> [Material provided]:
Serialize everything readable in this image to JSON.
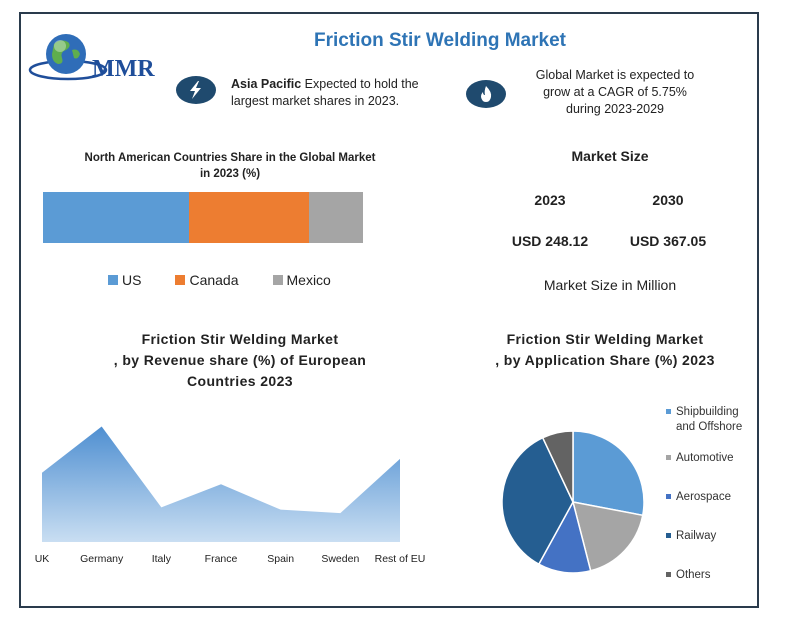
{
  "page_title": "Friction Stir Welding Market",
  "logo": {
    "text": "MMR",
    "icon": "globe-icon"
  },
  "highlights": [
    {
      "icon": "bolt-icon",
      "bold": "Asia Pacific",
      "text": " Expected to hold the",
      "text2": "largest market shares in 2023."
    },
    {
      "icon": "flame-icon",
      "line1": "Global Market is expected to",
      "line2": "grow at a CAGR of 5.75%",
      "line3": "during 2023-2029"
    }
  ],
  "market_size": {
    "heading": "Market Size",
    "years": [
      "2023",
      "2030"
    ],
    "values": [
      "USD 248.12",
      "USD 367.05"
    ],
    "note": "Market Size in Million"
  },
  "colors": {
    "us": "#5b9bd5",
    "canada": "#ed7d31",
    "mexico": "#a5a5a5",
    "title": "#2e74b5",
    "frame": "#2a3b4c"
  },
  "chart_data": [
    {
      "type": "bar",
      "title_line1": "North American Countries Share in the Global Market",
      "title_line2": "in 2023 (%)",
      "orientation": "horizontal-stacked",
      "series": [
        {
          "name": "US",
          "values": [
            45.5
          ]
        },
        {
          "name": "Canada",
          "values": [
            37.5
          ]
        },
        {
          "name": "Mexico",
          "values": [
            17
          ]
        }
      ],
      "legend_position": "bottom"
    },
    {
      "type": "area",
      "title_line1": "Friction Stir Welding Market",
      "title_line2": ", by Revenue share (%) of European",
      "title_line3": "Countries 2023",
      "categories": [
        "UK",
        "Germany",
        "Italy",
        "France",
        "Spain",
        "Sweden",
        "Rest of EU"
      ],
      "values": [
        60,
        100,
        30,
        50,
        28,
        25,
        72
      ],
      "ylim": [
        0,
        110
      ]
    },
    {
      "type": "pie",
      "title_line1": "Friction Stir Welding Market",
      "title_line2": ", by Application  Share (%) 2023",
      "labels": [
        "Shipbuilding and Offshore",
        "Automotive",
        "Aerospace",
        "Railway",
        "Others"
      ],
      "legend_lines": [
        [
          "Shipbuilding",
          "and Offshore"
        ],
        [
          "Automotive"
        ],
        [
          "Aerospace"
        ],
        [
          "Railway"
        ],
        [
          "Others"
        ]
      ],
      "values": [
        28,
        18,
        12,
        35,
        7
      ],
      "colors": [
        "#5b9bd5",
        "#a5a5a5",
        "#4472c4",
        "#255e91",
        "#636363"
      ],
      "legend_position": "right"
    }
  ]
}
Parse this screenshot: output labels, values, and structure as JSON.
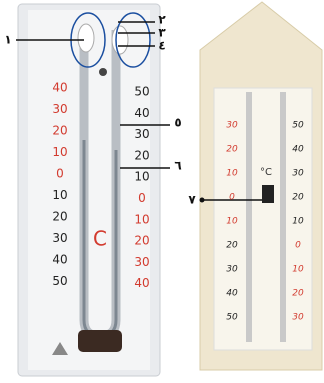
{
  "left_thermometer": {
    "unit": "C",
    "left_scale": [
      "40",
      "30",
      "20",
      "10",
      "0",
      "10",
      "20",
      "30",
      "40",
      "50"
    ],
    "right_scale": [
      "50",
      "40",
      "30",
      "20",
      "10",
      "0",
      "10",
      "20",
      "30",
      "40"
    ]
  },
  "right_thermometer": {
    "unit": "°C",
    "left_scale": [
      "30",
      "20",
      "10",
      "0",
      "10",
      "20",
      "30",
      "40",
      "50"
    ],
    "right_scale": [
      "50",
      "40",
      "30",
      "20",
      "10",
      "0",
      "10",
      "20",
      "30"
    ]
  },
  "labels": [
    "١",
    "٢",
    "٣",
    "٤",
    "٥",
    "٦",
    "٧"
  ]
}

> [Written problem]: Only the lines from the one containing "Parse this screenshot: output" through the last line of the records above should be repeated, exactly and without pictures.

> [Solution to this exercise]:
Parse this screenshot: output labels, values, and structure as JSON.
{
  "left_thermometer": {
    "unit": "C",
    "left_scale": [
      "40",
      "30",
      "20",
      "10",
      "0",
      "10",
      "20",
      "30",
      "40",
      "50"
    ],
    "right_scale": [
      "50",
      "40",
      "30",
      "20",
      "10",
      "0",
      "10",
      "20",
      "30",
      "40"
    ]
  },
  "right_thermometer": {
    "unit": "°C",
    "left_scale": [
      "30",
      "20",
      "10",
      "0",
      "10",
      "20",
      "30",
      "40",
      "50"
    ],
    "right_scale": [
      "50",
      "40",
      "30",
      "20",
      "10",
      "0",
      "10",
      "20",
      "30"
    ]
  },
  "labels": [
    "١",
    "٢",
    "٣",
    "٤",
    "٥",
    "٦",
    "٧"
  ]
}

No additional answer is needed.